-- TASK PROMPT --
Select the lines that hold the word "process" and copy each one.
#### DATASET
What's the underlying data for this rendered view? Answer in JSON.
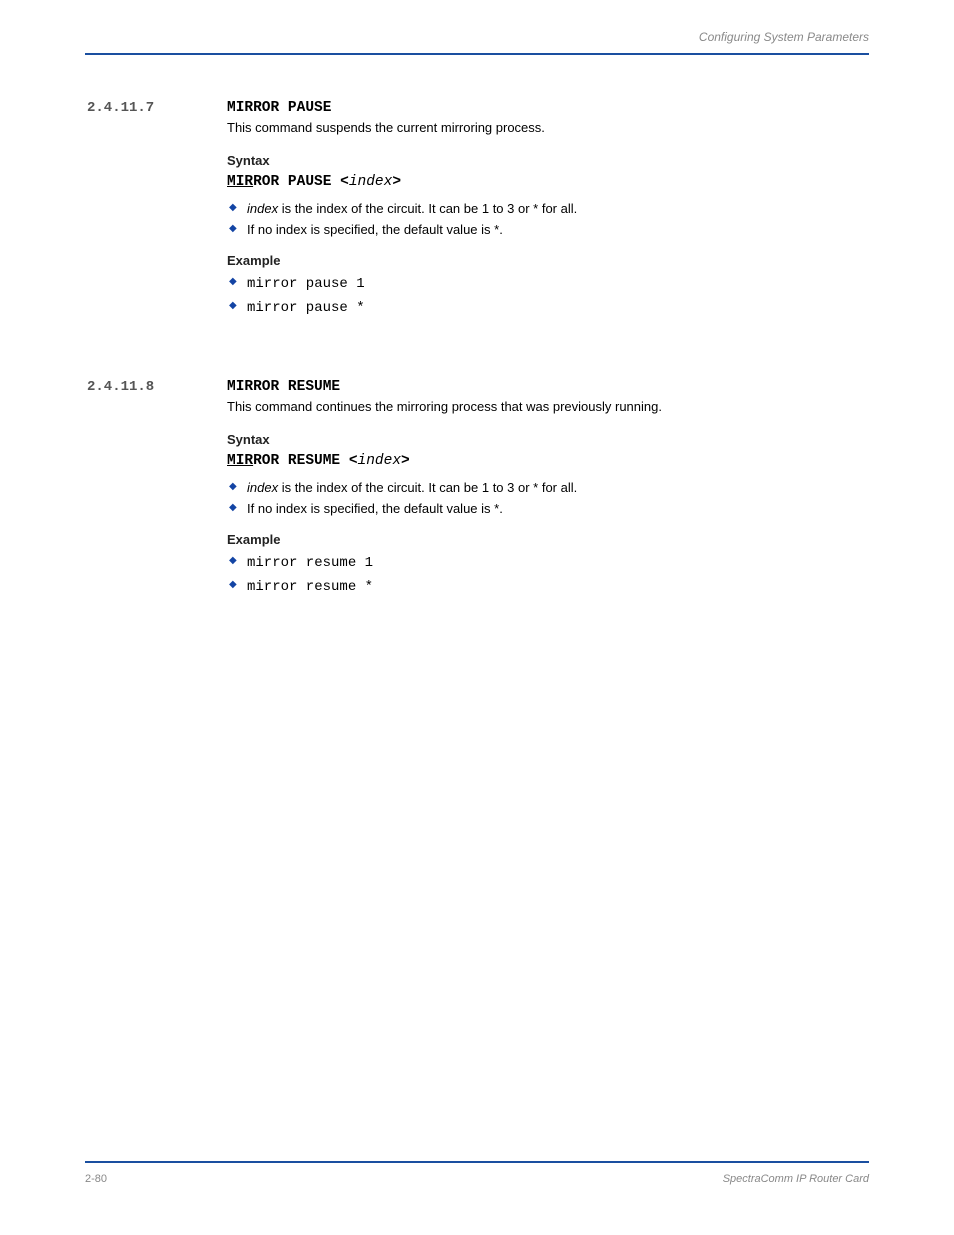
{
  "header": {
    "title": "Configuring System Parameters"
  },
  "sections": [
    {
      "num": "2.4.11.7",
      "cmd": "MIRROR PAUSE",
      "desc": "This command suspends the current mirroring process.",
      "syntaxLabel": "Syntax",
      "abbr": "MIR",
      "rest": "ROR PAUSE <",
      "param": "index",
      "close": ">",
      "bullets": [
        {
          "label": "index",
          "text": " is the index of the circuit. It can be 1 to 3 or * for all."
        },
        {
          "label": "",
          "text": "If no index is specified, the default value is *."
        }
      ],
      "exampleLabel": "Example",
      "examples": [
        "mirror pause 1",
        "mirror pause *"
      ]
    },
    {
      "num": "2.4.11.8",
      "cmd": "MIRROR RESUME",
      "desc": "This command continues the mirroring process that was previously running.",
      "syntaxLabel": "Syntax",
      "abbr": "MIR",
      "rest": "ROR RESUME <",
      "param": "index",
      "close": ">",
      "bullets": [
        {
          "label": "index",
          "text": " is the index of the circuit. It can be 1 to 3 or * for all."
        },
        {
          "label": "",
          "text": "If no index is specified, the default value is *."
        }
      ],
      "exampleLabel": "Example",
      "examples": [
        "mirror resume 1",
        "mirror resume *"
      ]
    }
  ],
  "footer": {
    "left": "2-80",
    "right": "SpectraComm IP Router Card"
  }
}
########
-- SOLUTION BELOW --
      "desc": "This command suspends the current mirroring process.",
      "desc": "This command continues the mirroring process that was previously running.",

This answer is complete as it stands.